>> Begin DATA SUPPLIED

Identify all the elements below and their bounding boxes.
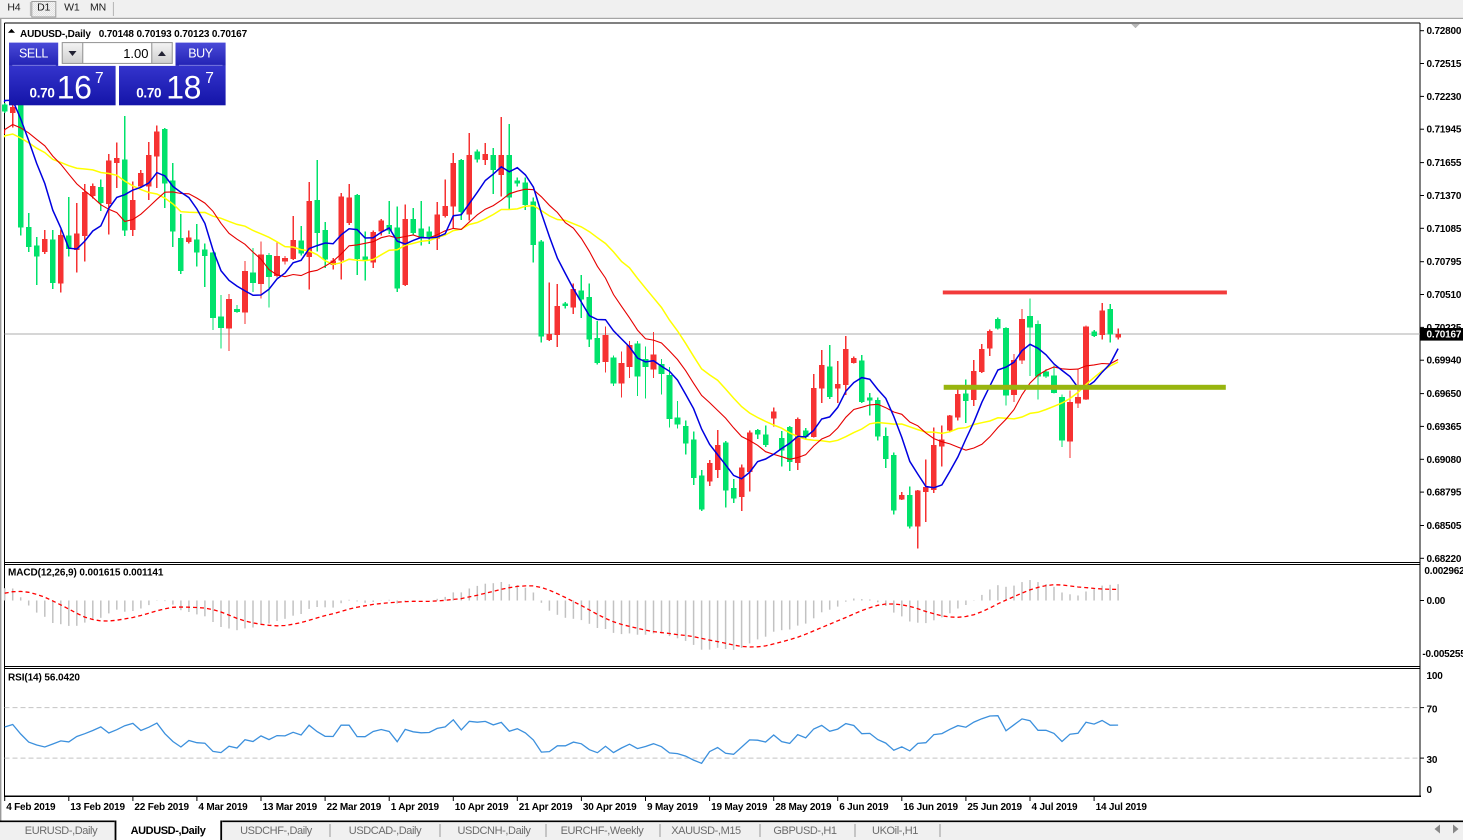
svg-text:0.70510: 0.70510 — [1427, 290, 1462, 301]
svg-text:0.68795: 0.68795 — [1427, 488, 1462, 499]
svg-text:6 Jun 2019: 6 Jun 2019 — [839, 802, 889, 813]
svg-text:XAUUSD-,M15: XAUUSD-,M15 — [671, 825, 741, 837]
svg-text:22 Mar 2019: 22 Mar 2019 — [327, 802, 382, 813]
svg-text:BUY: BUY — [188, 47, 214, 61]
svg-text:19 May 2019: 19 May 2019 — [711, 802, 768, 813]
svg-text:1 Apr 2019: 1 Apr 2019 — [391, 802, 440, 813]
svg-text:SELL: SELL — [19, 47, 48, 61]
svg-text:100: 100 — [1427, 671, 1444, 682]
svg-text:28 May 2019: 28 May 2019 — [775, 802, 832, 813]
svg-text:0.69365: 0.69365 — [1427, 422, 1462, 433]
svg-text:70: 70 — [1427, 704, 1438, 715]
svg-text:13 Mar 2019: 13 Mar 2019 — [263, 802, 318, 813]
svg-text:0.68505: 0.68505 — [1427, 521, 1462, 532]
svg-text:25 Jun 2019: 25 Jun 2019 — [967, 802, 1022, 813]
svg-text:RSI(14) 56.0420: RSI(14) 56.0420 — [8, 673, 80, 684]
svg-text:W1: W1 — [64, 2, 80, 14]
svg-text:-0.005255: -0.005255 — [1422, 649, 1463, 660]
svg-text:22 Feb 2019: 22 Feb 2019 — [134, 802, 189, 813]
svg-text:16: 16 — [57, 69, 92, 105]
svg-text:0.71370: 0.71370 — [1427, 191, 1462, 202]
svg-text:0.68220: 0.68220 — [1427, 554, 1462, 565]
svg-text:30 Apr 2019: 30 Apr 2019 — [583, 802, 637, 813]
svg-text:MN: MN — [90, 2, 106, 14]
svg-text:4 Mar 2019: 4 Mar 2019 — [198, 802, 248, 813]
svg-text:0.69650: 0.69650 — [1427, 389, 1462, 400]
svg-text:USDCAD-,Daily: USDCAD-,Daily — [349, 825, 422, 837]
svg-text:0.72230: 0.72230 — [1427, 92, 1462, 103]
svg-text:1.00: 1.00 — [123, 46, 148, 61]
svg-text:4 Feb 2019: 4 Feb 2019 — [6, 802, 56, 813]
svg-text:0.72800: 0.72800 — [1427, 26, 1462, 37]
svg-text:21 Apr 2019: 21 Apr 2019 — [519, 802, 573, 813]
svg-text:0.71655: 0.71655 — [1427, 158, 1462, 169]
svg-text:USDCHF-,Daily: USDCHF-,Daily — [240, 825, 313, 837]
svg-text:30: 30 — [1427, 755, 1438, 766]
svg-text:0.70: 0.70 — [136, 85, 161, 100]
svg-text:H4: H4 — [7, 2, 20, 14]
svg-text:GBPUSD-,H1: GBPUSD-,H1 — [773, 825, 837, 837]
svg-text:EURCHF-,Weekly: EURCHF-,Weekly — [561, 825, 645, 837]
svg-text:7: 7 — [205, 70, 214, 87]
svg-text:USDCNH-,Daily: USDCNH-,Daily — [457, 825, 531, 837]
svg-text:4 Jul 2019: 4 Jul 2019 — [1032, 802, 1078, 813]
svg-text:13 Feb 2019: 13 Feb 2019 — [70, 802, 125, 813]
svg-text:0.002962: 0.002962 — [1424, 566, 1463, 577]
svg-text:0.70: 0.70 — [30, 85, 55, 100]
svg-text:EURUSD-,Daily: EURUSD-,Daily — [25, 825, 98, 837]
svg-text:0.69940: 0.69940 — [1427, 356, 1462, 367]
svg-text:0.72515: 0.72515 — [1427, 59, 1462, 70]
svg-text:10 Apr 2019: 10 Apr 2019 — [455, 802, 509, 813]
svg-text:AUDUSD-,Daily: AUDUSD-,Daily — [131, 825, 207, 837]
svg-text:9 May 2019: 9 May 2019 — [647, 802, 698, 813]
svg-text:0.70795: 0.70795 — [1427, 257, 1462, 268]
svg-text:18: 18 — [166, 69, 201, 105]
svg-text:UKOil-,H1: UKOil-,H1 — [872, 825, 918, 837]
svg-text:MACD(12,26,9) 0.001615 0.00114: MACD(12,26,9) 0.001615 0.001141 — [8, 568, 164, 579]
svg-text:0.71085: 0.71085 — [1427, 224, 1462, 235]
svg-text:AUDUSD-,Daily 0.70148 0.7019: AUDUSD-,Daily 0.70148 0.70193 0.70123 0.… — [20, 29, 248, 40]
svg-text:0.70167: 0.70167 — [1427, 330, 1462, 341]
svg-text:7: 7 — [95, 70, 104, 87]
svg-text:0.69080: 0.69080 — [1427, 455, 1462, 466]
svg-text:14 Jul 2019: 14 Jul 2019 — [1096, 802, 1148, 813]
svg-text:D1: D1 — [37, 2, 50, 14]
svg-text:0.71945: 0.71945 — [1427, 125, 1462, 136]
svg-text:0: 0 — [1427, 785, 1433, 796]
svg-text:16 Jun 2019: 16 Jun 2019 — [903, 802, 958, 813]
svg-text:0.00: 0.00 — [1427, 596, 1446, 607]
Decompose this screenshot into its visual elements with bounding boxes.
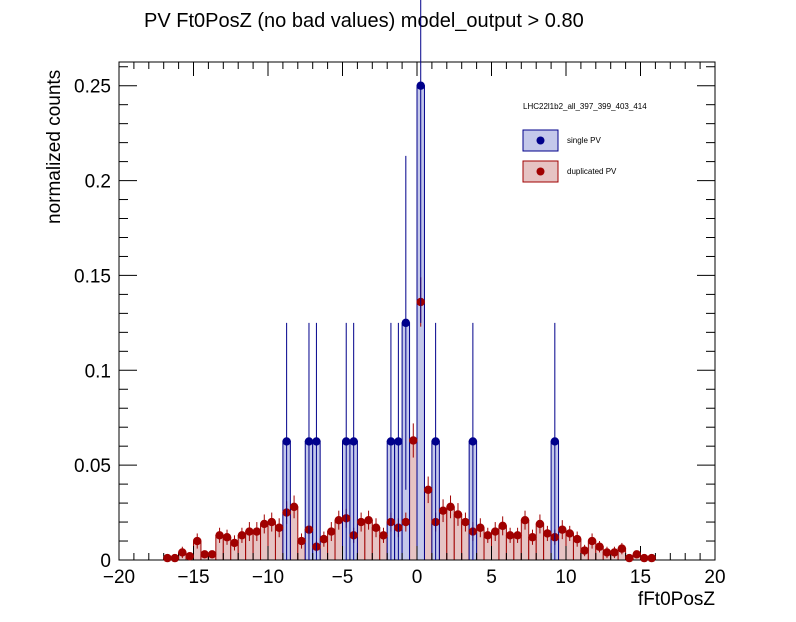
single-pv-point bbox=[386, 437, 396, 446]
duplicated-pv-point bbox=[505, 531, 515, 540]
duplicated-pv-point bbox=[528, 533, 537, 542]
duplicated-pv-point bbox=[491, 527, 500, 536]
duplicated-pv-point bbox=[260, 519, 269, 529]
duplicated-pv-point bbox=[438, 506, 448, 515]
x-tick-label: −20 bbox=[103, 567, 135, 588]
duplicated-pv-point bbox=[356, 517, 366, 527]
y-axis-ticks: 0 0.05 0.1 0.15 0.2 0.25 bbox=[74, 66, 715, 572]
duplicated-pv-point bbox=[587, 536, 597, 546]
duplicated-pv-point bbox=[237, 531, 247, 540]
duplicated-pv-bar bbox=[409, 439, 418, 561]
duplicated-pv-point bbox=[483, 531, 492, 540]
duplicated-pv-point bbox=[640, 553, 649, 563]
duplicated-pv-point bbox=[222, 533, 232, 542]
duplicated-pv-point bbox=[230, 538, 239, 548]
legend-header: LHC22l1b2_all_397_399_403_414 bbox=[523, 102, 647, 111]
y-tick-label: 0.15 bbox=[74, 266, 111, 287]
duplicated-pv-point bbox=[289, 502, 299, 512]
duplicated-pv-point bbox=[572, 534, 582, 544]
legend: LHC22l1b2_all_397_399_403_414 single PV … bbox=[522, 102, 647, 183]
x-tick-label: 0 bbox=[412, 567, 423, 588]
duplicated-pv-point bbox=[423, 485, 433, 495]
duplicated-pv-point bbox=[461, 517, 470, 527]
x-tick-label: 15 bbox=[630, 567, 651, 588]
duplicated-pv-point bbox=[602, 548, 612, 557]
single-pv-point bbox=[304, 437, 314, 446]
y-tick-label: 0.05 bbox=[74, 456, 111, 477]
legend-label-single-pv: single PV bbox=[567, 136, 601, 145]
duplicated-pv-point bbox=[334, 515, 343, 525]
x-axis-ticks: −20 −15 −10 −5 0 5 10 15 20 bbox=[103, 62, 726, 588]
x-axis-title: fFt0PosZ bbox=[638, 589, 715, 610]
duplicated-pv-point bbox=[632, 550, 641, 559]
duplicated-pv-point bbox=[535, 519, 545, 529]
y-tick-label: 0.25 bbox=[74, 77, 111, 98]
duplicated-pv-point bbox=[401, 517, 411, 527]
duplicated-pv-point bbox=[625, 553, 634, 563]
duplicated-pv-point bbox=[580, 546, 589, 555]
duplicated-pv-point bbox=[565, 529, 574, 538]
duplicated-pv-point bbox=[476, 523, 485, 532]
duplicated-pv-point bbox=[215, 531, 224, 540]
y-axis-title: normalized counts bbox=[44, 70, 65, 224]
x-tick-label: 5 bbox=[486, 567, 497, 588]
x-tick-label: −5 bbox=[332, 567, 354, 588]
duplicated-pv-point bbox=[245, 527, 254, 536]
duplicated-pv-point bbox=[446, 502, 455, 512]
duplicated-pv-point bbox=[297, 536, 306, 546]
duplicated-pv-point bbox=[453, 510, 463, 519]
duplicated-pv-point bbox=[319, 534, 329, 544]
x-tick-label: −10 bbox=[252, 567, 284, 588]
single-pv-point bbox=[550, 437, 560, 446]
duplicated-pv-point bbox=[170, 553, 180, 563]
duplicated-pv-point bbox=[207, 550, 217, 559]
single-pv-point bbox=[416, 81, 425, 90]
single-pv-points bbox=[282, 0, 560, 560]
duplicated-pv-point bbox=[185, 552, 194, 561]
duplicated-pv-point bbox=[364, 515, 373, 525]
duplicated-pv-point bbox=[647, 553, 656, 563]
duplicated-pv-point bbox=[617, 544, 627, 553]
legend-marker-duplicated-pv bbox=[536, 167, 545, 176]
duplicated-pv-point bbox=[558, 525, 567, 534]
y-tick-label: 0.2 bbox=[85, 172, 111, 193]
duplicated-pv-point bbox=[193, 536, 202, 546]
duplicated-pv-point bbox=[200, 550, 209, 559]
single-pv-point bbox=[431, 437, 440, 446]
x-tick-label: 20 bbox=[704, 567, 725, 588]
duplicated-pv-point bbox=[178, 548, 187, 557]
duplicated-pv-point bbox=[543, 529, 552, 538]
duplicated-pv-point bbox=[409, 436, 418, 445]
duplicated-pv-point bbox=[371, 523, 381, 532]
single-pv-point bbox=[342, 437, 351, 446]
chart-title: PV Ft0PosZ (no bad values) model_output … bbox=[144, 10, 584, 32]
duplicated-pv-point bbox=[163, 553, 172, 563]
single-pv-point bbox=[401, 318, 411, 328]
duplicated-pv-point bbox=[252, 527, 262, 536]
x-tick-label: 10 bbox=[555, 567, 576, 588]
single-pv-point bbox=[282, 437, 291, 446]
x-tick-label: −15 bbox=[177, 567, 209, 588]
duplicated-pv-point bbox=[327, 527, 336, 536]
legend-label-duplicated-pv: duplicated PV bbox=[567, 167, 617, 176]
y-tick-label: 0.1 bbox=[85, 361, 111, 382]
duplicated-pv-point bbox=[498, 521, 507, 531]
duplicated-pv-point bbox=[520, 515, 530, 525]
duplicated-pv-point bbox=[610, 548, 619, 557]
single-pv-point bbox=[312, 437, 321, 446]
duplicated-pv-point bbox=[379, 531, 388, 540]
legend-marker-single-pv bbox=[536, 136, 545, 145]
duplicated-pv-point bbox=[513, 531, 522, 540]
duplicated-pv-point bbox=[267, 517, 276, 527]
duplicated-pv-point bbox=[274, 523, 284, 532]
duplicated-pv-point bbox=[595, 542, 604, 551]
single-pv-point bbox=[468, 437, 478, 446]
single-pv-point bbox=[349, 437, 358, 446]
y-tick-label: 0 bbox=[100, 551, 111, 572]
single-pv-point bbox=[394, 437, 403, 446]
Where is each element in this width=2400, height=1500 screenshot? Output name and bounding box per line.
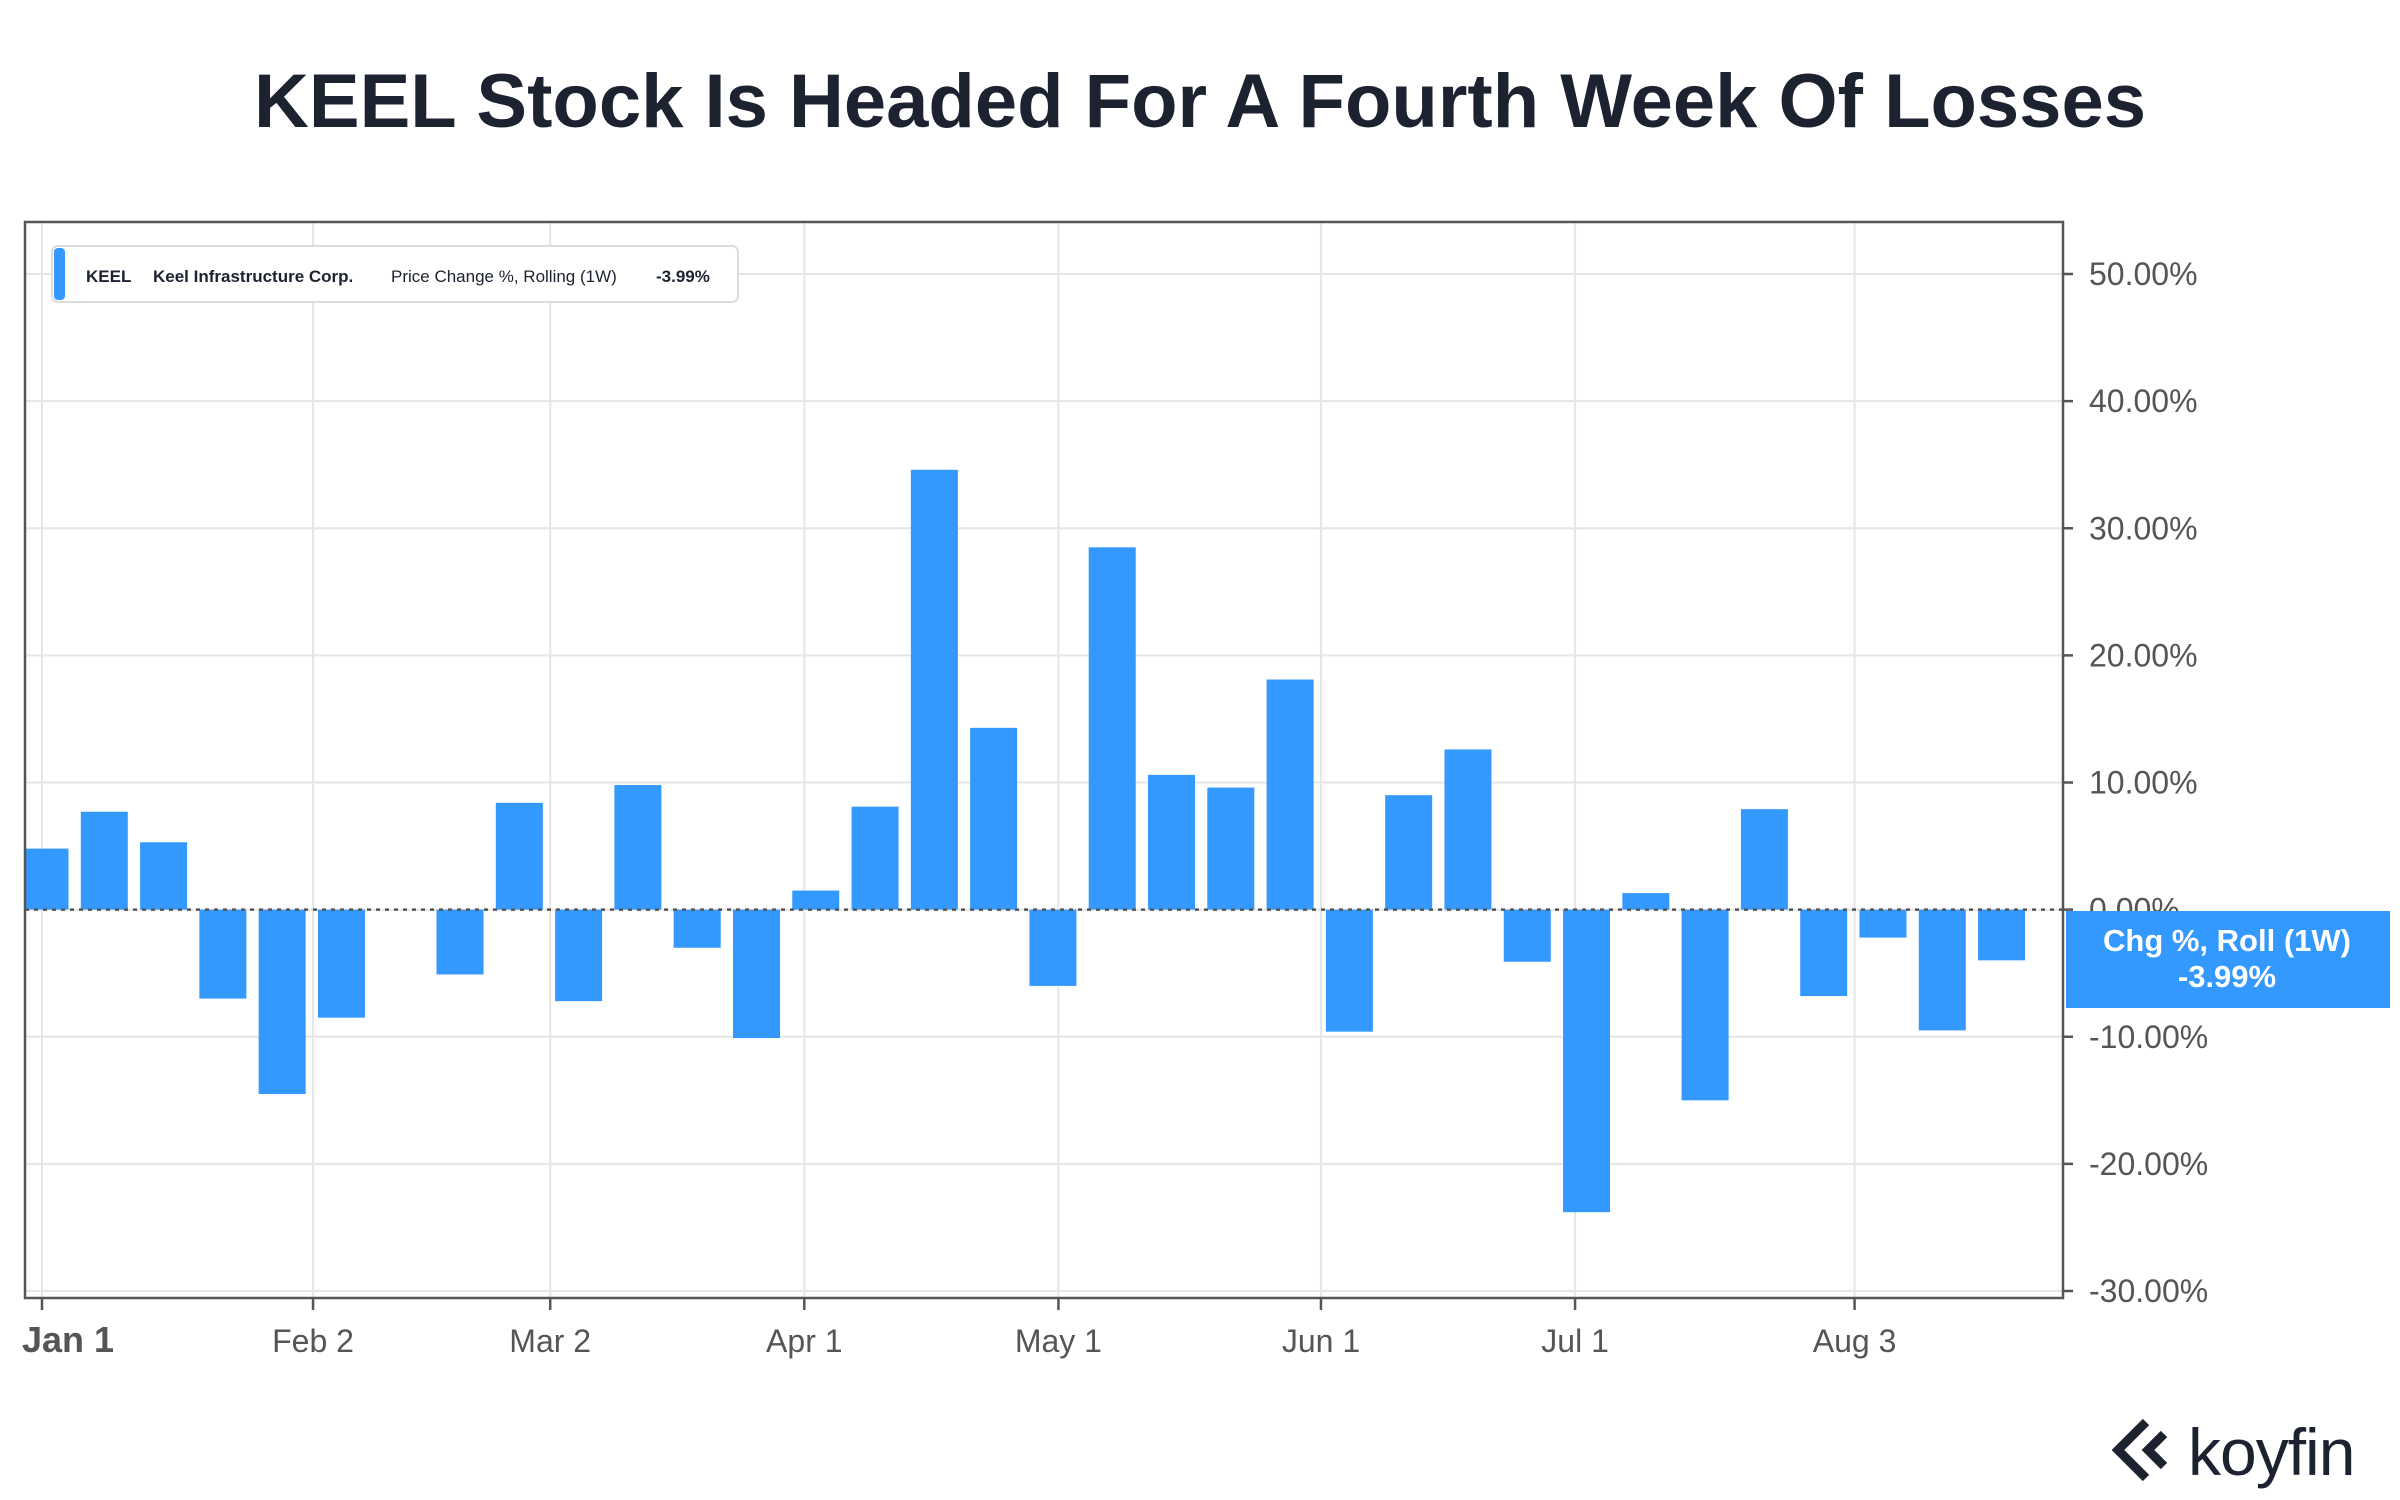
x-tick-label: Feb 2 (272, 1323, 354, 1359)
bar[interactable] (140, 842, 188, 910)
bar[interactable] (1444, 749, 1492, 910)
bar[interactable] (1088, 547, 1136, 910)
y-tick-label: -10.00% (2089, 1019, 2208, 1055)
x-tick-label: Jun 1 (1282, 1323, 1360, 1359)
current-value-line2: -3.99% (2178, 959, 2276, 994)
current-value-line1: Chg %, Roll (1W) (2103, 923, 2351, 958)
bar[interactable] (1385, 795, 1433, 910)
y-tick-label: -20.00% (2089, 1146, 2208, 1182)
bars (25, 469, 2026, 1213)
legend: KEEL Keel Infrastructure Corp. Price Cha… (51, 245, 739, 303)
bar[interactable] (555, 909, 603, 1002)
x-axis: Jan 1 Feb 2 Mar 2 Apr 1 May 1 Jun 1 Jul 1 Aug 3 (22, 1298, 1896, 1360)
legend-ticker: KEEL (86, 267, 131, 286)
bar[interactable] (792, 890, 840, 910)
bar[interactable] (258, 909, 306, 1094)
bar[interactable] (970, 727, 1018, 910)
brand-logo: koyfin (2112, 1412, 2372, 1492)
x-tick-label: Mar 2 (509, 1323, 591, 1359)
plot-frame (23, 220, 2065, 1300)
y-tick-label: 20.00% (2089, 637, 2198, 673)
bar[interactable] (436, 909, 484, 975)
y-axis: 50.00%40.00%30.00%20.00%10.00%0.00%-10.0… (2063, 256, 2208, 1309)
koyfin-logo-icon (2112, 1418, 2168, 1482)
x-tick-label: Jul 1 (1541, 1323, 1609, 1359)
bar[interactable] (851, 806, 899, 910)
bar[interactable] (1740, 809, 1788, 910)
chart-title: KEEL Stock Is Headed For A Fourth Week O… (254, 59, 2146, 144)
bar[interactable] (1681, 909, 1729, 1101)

>> End DATA SUPPLIED

**REQUIREMENTS:** Convert the stretch of the entries from the line containing "single-pv-point bbox=[386, 437, 396, 446]" through the line containing "duplicated-pv-point bbox=[438, 506, 448, 515]" into a Markdown table with two columns, No. and Entry Line, giving each non-blank line a row number and skipping any blank lines.

**OUTPUT OF THE EXERCISE:**
| No. | Entry Line |
|---|---|
| 1 | single-pv-point bbox=[386, 437, 396, 446] |
| 2 | duplicated-pv-point bbox=[505, 531, 515, 540] |
| 3 | duplicated-pv-point bbox=[528, 533, 537, 542] |
| 4 | duplicated-pv-point bbox=[491, 527, 500, 536] |
| 5 | duplicated-pv-point bbox=[260, 519, 269, 529] |
| 6 | duplicated-pv-point bbox=[438, 506, 448, 515] |